In the listing, take the lines from the one containing "col-header-actions: Actions [2134, 476, 2253, 509]" through the one containing "cell-info [1625, 694, 1798, 730]" and change "Annual Leave" to "Sick Leave". Leave everything else as it is, and give back only those lines.
AVAILABLE DATA start
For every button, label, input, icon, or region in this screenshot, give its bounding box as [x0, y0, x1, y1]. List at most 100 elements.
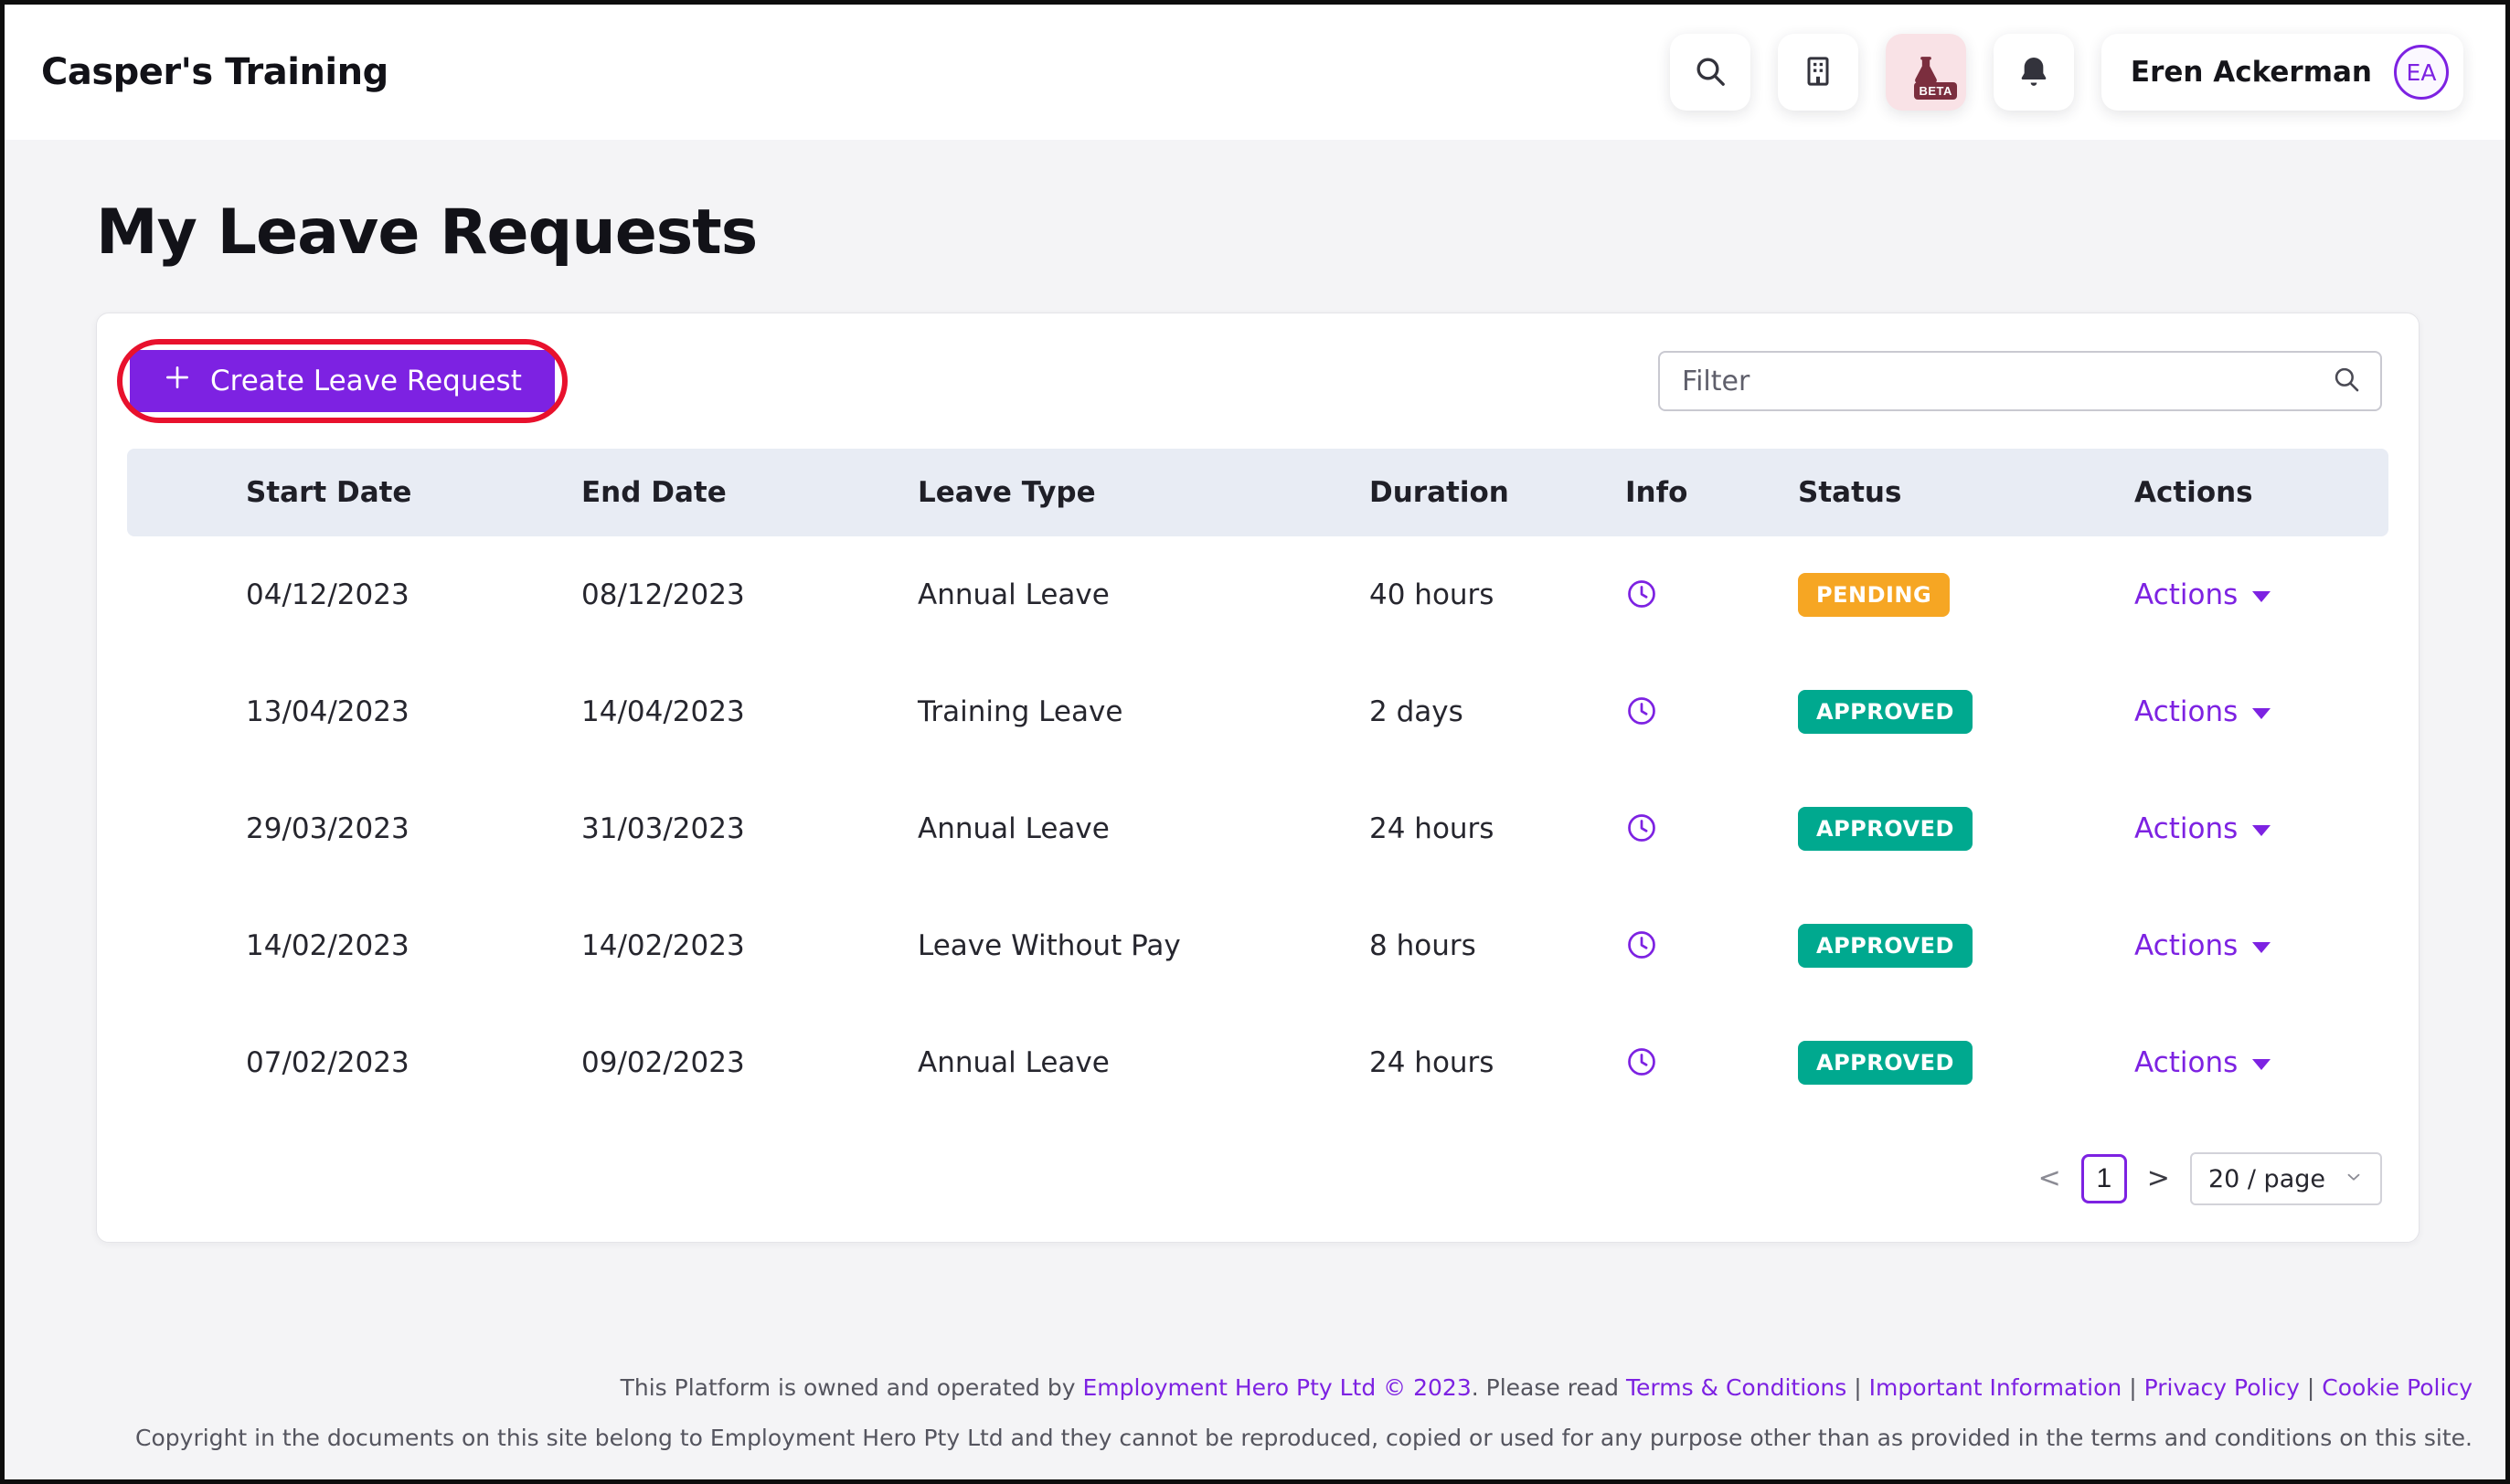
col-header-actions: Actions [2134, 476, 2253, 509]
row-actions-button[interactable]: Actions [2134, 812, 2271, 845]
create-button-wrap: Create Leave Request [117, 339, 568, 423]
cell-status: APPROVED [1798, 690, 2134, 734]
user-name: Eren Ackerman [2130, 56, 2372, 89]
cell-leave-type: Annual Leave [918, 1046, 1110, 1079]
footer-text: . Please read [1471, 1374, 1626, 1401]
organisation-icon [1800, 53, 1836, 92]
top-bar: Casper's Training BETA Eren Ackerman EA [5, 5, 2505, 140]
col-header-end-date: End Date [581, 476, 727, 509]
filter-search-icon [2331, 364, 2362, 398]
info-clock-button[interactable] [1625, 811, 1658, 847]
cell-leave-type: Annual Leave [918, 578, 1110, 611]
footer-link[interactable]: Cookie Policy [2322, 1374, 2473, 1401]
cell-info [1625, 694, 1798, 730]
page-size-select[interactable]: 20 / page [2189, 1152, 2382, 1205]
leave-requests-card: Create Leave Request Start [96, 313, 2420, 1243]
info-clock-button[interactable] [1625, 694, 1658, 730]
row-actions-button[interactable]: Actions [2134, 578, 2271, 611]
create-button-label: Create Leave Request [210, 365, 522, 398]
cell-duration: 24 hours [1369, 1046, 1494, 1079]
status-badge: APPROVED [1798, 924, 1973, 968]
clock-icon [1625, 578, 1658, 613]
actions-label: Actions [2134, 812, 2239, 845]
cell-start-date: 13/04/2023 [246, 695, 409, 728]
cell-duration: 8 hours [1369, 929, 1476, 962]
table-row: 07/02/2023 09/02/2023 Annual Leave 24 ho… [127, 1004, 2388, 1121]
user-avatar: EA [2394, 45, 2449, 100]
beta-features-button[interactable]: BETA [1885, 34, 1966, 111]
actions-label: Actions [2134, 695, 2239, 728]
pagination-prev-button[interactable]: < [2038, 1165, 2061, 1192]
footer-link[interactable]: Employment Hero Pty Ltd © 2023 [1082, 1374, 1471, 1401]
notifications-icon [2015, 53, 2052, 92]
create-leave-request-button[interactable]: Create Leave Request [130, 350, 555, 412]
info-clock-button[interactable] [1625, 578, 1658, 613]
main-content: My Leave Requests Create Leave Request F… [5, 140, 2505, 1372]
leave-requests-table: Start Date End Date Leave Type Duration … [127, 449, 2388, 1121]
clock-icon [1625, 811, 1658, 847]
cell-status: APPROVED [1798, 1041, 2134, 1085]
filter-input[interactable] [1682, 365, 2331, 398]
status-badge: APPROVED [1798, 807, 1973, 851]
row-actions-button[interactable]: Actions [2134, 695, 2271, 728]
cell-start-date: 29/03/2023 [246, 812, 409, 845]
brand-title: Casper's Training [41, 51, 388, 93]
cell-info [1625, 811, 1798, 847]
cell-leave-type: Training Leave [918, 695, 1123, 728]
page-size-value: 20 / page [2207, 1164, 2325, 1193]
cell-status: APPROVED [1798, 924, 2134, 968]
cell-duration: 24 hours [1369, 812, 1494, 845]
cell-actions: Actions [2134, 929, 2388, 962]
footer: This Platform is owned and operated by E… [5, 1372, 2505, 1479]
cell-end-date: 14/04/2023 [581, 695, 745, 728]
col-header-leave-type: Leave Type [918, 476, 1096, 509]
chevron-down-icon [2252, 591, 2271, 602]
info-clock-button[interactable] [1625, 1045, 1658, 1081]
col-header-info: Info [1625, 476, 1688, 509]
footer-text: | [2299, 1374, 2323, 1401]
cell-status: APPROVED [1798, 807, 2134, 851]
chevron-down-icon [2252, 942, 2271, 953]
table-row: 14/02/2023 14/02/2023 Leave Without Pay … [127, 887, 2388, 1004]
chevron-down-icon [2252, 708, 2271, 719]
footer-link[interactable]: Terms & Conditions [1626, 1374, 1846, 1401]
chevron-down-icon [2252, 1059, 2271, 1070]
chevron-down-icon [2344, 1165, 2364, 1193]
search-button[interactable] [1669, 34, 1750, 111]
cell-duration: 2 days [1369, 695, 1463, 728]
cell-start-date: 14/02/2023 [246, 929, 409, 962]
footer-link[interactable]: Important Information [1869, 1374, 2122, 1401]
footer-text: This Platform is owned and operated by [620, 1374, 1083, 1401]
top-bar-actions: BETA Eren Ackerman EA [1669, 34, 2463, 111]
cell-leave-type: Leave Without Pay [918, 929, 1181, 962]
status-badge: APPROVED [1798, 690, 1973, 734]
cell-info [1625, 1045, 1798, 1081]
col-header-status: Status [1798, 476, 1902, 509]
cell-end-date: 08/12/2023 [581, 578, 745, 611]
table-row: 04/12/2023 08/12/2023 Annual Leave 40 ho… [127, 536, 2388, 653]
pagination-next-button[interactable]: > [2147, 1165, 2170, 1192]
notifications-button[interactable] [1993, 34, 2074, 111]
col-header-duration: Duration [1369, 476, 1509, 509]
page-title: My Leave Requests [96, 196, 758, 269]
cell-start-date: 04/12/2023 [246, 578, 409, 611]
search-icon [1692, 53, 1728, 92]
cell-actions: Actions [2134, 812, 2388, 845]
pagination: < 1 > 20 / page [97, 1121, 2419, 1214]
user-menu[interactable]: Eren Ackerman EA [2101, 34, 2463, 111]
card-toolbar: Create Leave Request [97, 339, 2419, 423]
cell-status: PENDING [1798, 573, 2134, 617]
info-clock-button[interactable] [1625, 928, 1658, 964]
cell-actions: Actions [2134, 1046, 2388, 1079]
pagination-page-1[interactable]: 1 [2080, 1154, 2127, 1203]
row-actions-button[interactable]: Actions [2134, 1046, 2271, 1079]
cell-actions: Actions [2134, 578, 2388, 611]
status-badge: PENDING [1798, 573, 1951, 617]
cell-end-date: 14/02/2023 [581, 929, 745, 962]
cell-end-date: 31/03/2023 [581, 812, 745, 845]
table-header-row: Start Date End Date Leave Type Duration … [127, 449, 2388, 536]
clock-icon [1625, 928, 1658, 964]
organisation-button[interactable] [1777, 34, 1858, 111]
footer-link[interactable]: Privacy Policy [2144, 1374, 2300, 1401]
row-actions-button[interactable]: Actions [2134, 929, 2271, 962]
AVAILABLE DATA end
• **WRITTEN SOLUTION**:
col-header-actions: Actions [2134, 476, 2253, 509]
row-actions-button[interactable]: Actions [2134, 812, 2271, 845]
create-button-wrap: Create Leave Request [117, 339, 568, 423]
cell-status: APPROVED [1798, 690, 2134, 734]
user-name: Eren Ackerman [2130, 56, 2372, 89]
cell-leave-type: Sick Leave [918, 1046, 1110, 1079]
footer-text: . Please read [1471, 1374, 1626, 1401]
organisation-icon [1800, 53, 1836, 92]
top-bar: Casper's Training BETA Eren Ackerman EA [5, 5, 2505, 140]
col-header-end-date: End Date [581, 476, 727, 509]
filter-search-icon [2331, 364, 2362, 398]
info-clock-button[interactable] [1625, 811, 1658, 847]
cell-leave-type: Sick Leave [918, 578, 1110, 611]
footer-link[interactable]: Cookie Policy [2322, 1374, 2473, 1401]
cell-info [1625, 694, 1798, 730]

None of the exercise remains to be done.